• What is expected
Copy out lines with the word "Davis" from the material that follows.

** Begin Record extracts **

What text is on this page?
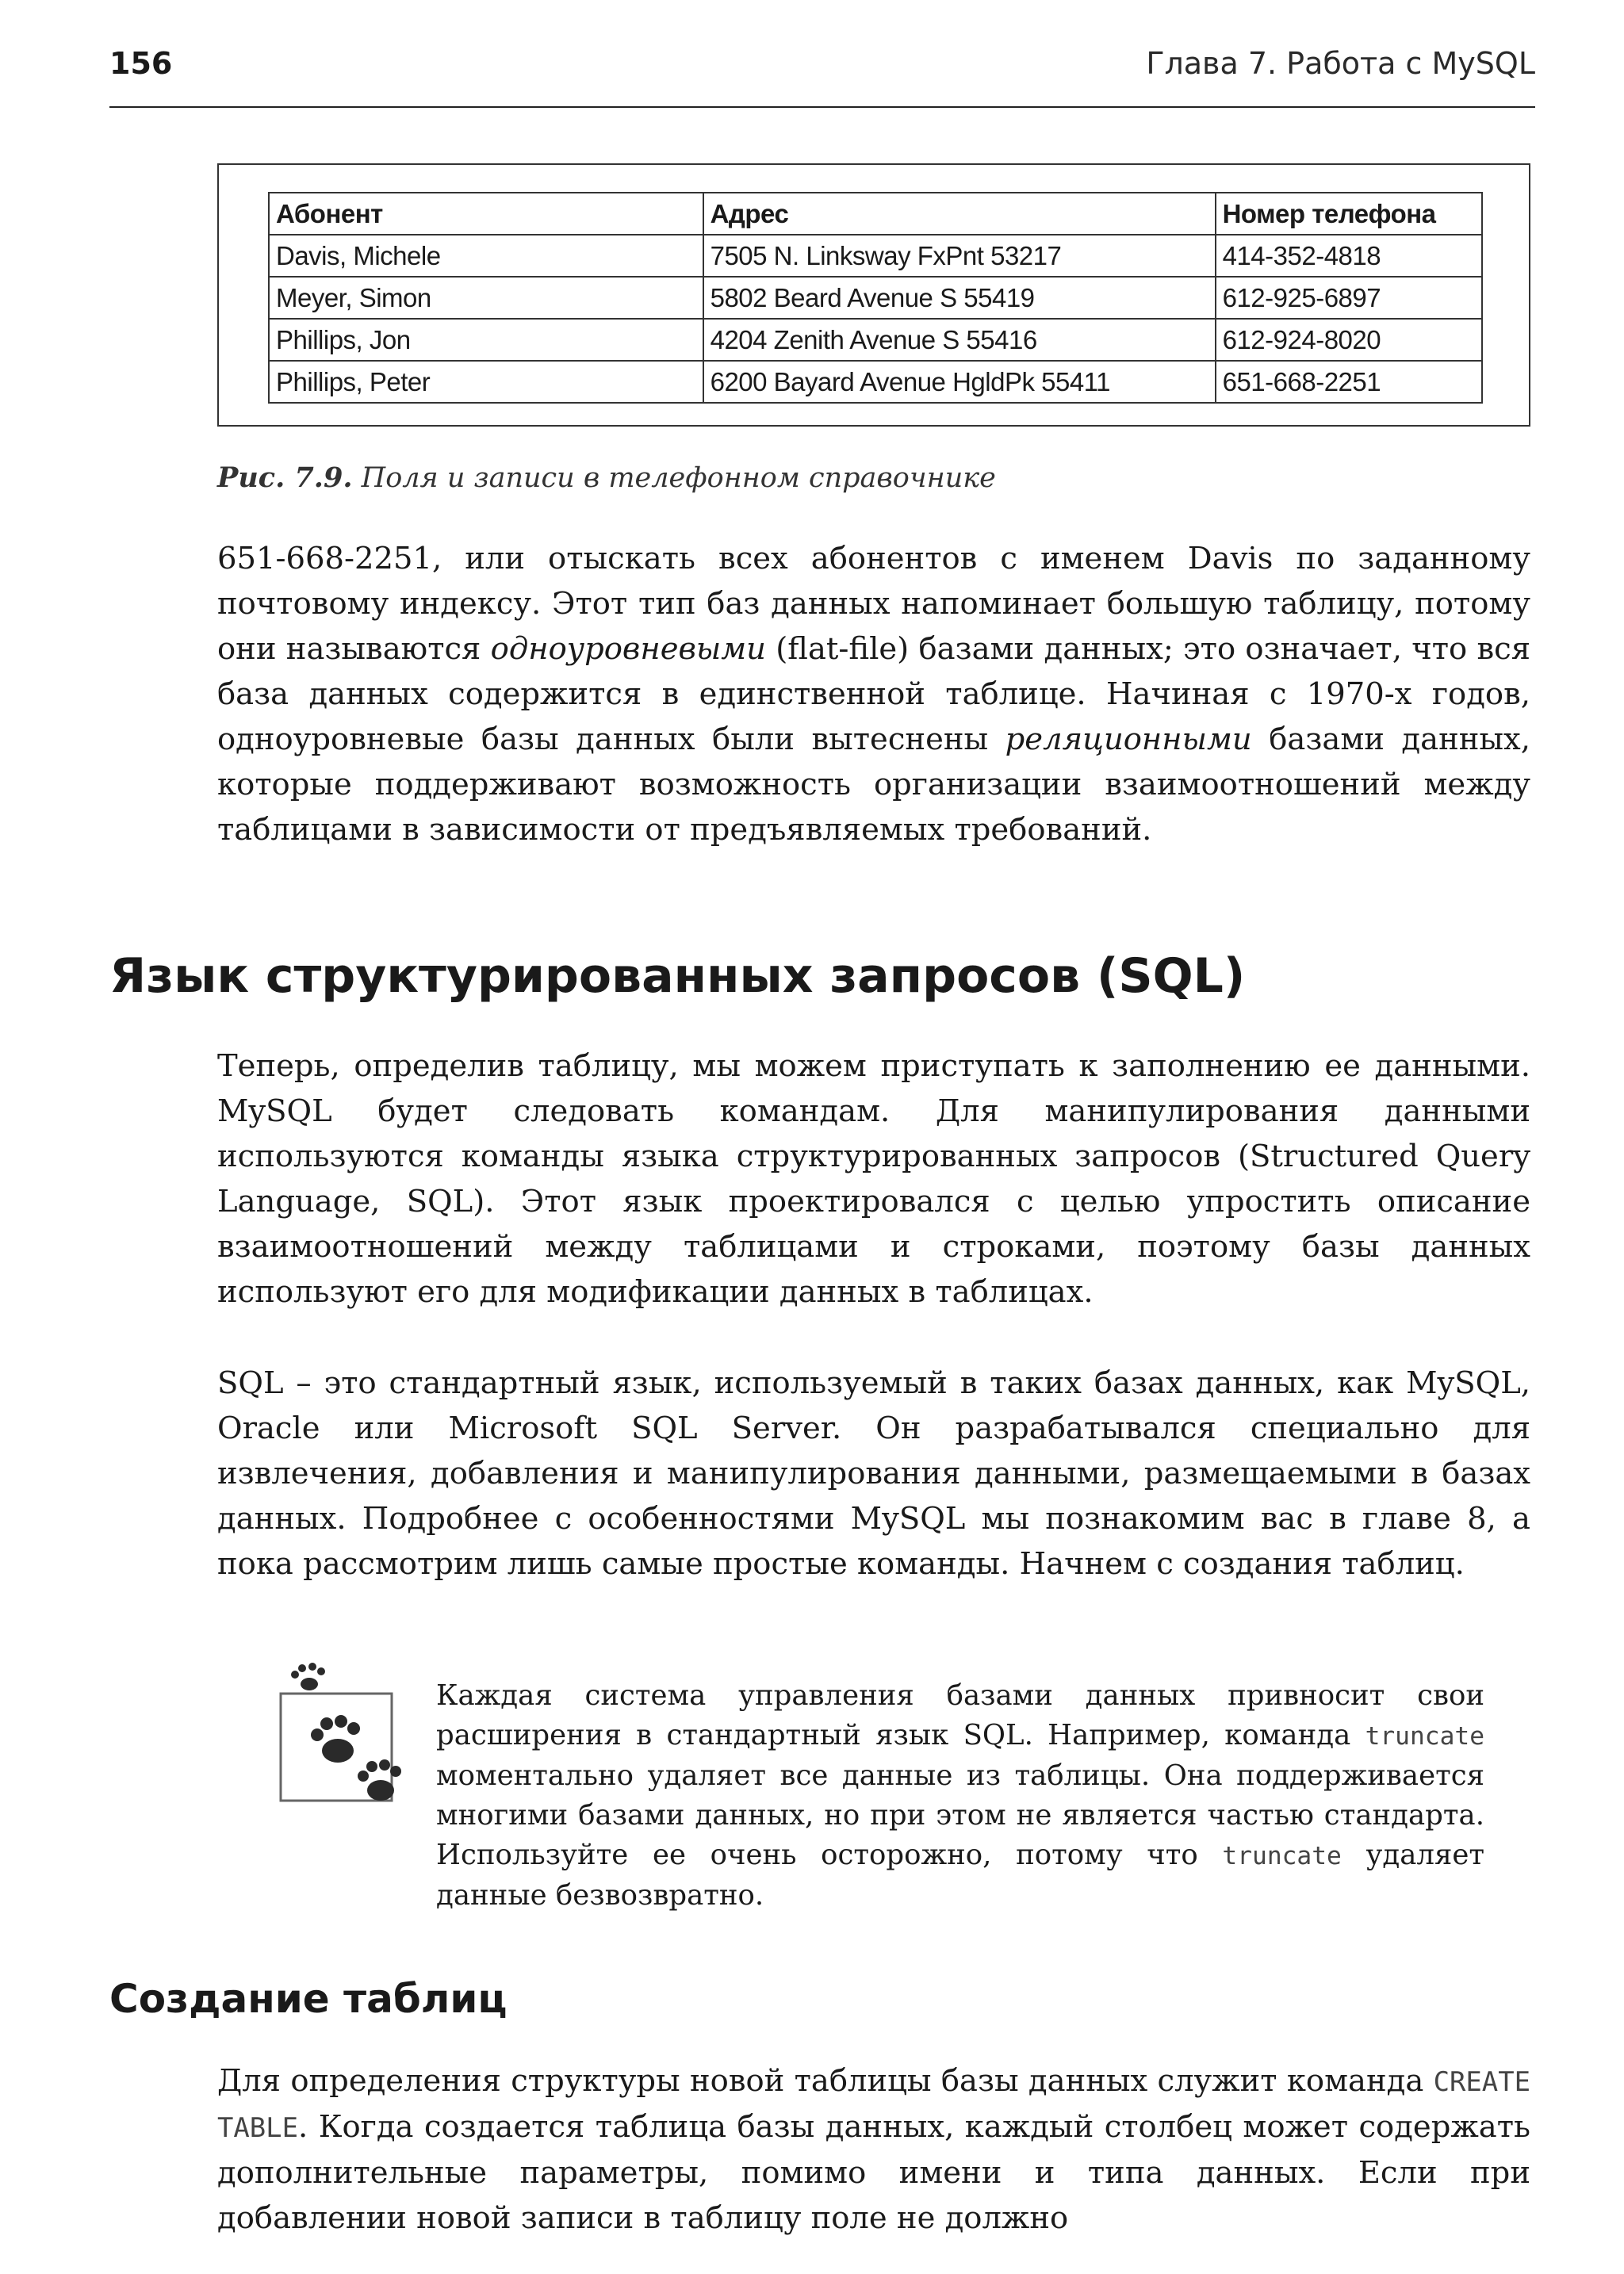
156	Глава 7. Работа с MySQL
Абонент	Адрес	Номер телефона
Davis, Michele	7505 N. Linksway FxPnt 53217	414-352-4818
Meyer, Simon	5802 Beard Avenue S 55419	612-925-6897
Phillips, Jon	4204 Zenith Avenue S 55416	612-924-8020
Phillips, Peter	6200 Bayard Avenue HgldPk 55411	651-668-2251
Рис. 7.9. Поля и записи в телефонном справочнике

651-668-2251, или отыскать всех абонентов с именем Davis по заданному почтовому индексу. Этот тип баз данных напоминает большую таблицу, потому они называются одноуровневыми (flat-file) базами данных; это означает, что вся база данных содержится в единственной таблице. Начиная с 1970-х годов, одноуровневые базы данных были вытеснены реляционными базами данных, которые поддерживают возможность организации взаимоотношений между таблицами в зависимости от предъявляемых требований.

Язык структурированных запросов (SQL)

Теперь, определив таблицу, мы можем приступать к заполнению ее данными. MySQL будет следовать командам. Для манипулирования данными используются команды языка структурированных запросов (Structured Query Language, SQL). Этот язык проектировался с целью упростить описание взаимоотношений между таблицами и строками, поэтому базы данных используют его для модификации данных в таблицах.

SQL – это стандартный язык, используемый в таких базах данных, как MySQL, Oracle или Microsoft SQL Server. Он разрабатывался специально для извлечения, добавления и манипулирования данными, размещаемыми в базах данных. Подробнее с особенностями MySQL мы познакомим вас в главе 8, а пока рассмотрим лишь самые простые команды. Начнем с создания таблиц.

Каждая система управления базами данных привносит свои расширения в стандартный язык SQL. Например, команда truncate моментально удаляет все данные из таблицы. Она поддерживается многими базами данных, но при этом не является частью стандарта. Используйте ее очень осторожно, потому что truncate удаляет данные безвозвратно.

Создание таблиц

Для определения структуры новой таблицы базы данных служит команда CREATE TABLE. Когда создается таблица базы данных, каждый столбец может содержать дополнительные параметры, помимо имени и типа данных. Если при добавлении новой записи в таблицу поле не должно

** End Record extracts **

• Full answer
Davis, Michele	7505 N. Linksway FxPnt 53217	414-352-4818
651-668-2251, или отыскать всех абонентов с именем Davis по заданному почтовому индексу. Этот тип баз данных напоминает большую таблицу, потому они называются одноуровневыми (flat-file) базами данных; это означает, что вся база данных содержится в единственной таблице. Начиная с 1970-х годов, одноуровневые базы данных были вытеснены реляционными базами данных, которые поддерживают возможность организации взаимоотношений между таблицами в зависимости от предъявляемых требований.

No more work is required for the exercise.